Every entry must be repeated exactly. Exclude all pictures.

Material shown
* * * * *
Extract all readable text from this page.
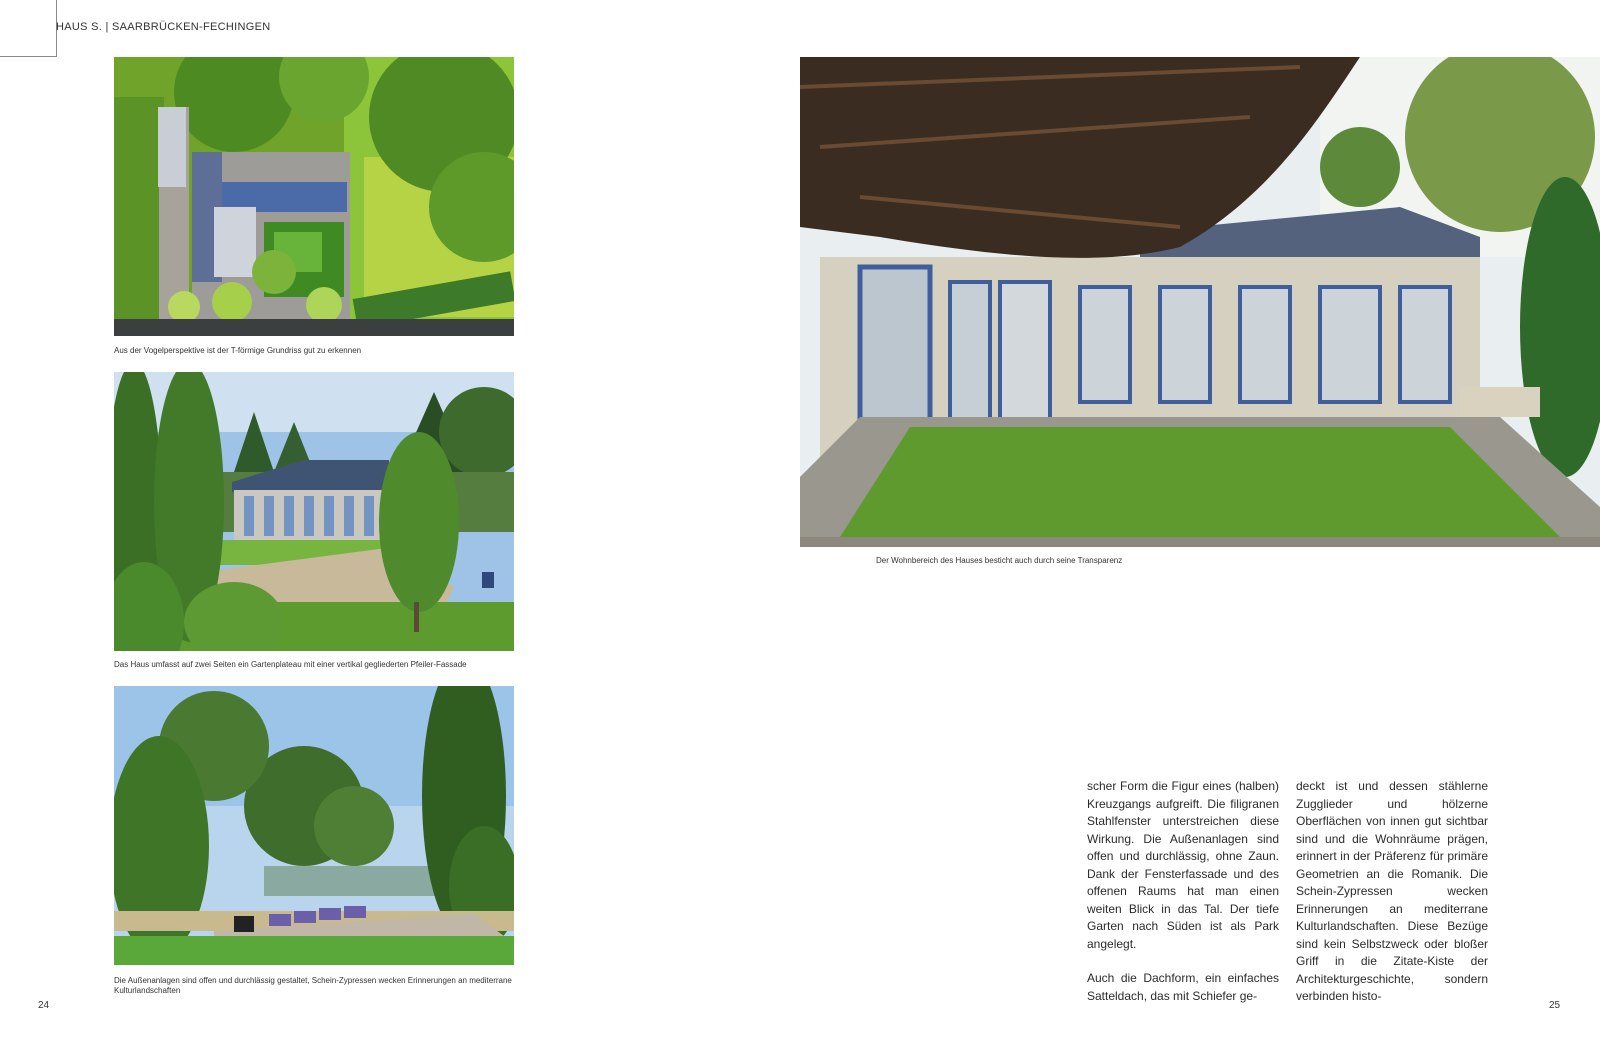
HAUS S. | SAARBRÜCKEN-FECHINGEN
Aus der Vogelperspektive ist der T-förmige Grundriss gut zu erkennen
Das Haus umfasst auf zwei Seiten ein Gartenplateau mit einer vertikal gegliederten Pfeiler-Fassade
Die Außenanlagen sind offen und durchlässig gestaltet, Schein-Zypressen wecken Erinnerungen an mediterrane Kulturlandschaften
24
Der Wohnbereich des Hauses besticht auch durch seine Transparenz

scher Form die Figur eines (halben) Kreuzgangs aufgreift. Die filigranen Stahlfenster unterstreichen diese Wirkung. Die Außenanlagen sind offen und durchlässig, ohne Zaun. Dank der Fensterfassade und des offenen Raums hat man einen weiten Blick in das Tal. Der tiefe Garten nach Süden ist als Park angelegt.

Auch die Dachform, ein einfaches Satteldach, das mit Schiefer ge-

deckt ist und dessen stählerne Zugglieder und hölzerne Oberflächen von innen gut sichtbar sind und die Wohnräume prägen, erinnert in der Präferenz für primäre Geometrien an die Romanik. Die Schein-Zypressen wecken Erinnerungen an mediterrane Kulturlandschaften. Diese Bezüge sind kein Selbstzweck oder bloßer Griff in die Zitate-Kiste der Architekturgeschichte, sondern verbinden histo-

25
* * * * *
Task answer
Extract all readable text from this page.
HAUS S. | SAARBRÜCKEN-FECHINGEN
Aus der Vogelperspektive ist der T-förmige Grundriss gut zu erkennen
Das Haus umfasst auf zwei Seiten ein Gartenplateau mit einer vertikal gegliederten Pfeiler-Fassade
Die Außenanlagen sind offen und durchlässig gestaltet, Schein-Zypressen wecken Erinnerungen an mediterrane Kulturlandschaften
24
Der Wohnbereich des Hauses besticht auch durch seine Transparenz

scher Form die Figur eines (halben) Kreuzgangs aufgreift. Die filigranen Stahlfenster unterstreichen diese Wirkung. Die Außenanlagen sind offen und durchlässig, ohne Zaun. Dank der Fensterfassade und des offenen Raums hat man einen weiten Blick in das Tal. Der tiefe Garten nach Süden ist als Park angelegt.

Auch die Dachform, ein einfaches Satteldach, das mit Schiefer ge-

deckt ist und dessen stählerne Zugglieder und hölzerne Oberflächen von innen gut sichtbar sind und die Wohnräume prägen, erinnert in der Präferenz für primäre Geometrien an die Romanik. Die Schein-Zypressen wecken Erinnerungen an mediterrane Kulturlandschaften. Diese Bezüge sind kein Selbstzweck oder bloßer Griff in die Zitate-Kiste der Architekturgeschichte, sondern verbinden histo-

25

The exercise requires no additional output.